### ENTRIES SUPPLIED
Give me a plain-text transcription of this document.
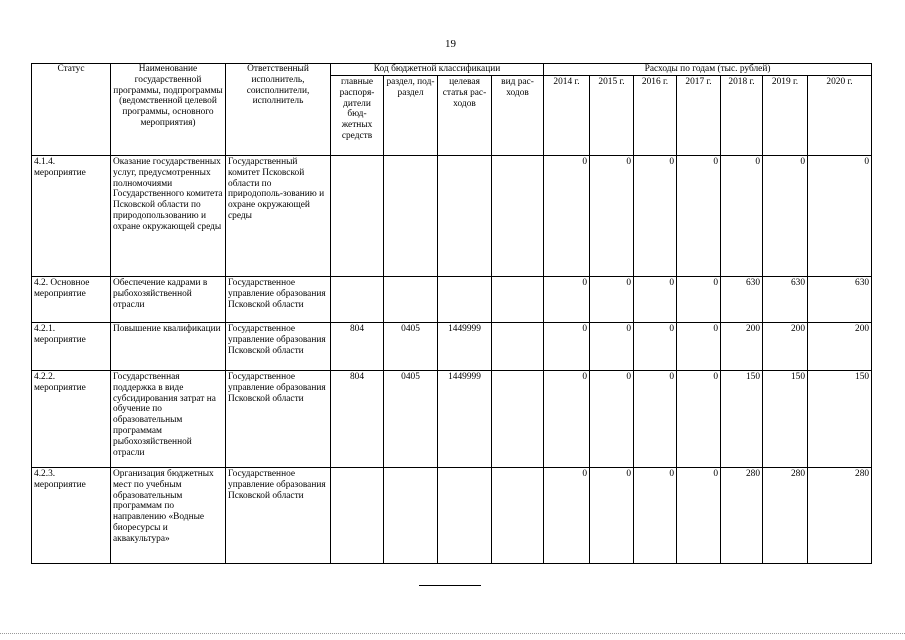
19
Статус	Наименование государственной программы, подпрограммы (ведомственной целевой программы, основного мероприятия)	Ответственный исполнитель, соисполнители, исполнитель	Код бюджетной классификации				Расходы по годам (тыс. рублей)						
			главные распоря-дители бюд-жетных средств	раздел, под-раздел	целевая статья рас-ходов	вид рас-ходов	2014 г.	2015 г.	2016 г.	2017 г.	2018 г.	2019 г.	2020 г.
4.1.4. мероприятие	Оказание государственных услуг, предусмотренных полномочиями Государственного комитета Псковской области по природопользованию и охране окружающей среды	Государственный комитет Псковской области по природополь-зованию и охране окружающей среды					0	0	0	0	0	0	0
4.2. Основное мероприятие	Обеспечение кадрами в рыбохозяйственной отрасли	Государственное управление образования Псковской области					0	0	0	0	630	630	630
4.2.1. мероприятие	Повышение квалификации	Государственное управление образования Псковской области	804	0405	1449999		0	0	0	0	200	200	200
4.2.2. мероприятие	Государственная поддержка в виде субсидирования затрат на обучение по образовательным программам рыбохозяйственной отрасли	Государственное управление образования Псковской области	804	0405	1449999		0	0	0	0	150	150	150
4.2.3. мероприятие	Организация бюджетных мест по учебным образовательным программам по направлению «Водные биоресурсы и аквакультура»	Государственное управление образования Псковской области					0	0	0	0	280	280	280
######
WHAT YOU HAVE TO DO: Drop the pictures and reproduce the rest of the entries above exactly.

OUTPUT BELOW:
Give me a plain-text transcription of this document.
19
Статус	Наименование государственной программы, подпрограммы (ведомственной целевой программы, основного мероприятия)	Ответственный исполнитель, соисполнители, исполнитель	Код бюджетной классификации				Расходы по годам (тыс. рублей)						
			главные распоря-дители бюд-жетных средств	раздел, под-раздел	целевая статья рас-ходов	вид рас-ходов	2014 г.	2015 г.	2016 г.	2017 г.	2018 г.	2019 г.	2020 г.
4.1.4. мероприятие	Оказание государственных услуг, предусмотренных полномочиями Государственного комитета Псковской области по природопользованию и охране окружающей среды	Государственный комитет Псковской области по природополь-зованию и охране окружающей среды					0	0	0	0	0	0	0
4.2. Основное мероприятие	Обеспечение кадрами в рыбохозяйственной отрасли	Государственное управление образования Псковской области					0	0	0	0	630	630	630
4.2.1. мероприятие	Повышение квалификации	Государственное управление образования Псковской области	804	0405	1449999		0	0	0	0	200	200	200
4.2.2. мероприятие	Государственная поддержка в виде субсидирования затрат на обучение по образовательным программам рыбохозяйственной отрасли	Государственное управление образования Псковской области	804	0405	1449999		0	0	0	0	150	150	150
4.2.3. мероприятие	Организация бюджетных мест по учебным образовательным программам по направлению «Водные биоресурсы и аквакультура»	Государственное управление образования Псковской области					0	0	0	0	280	280	280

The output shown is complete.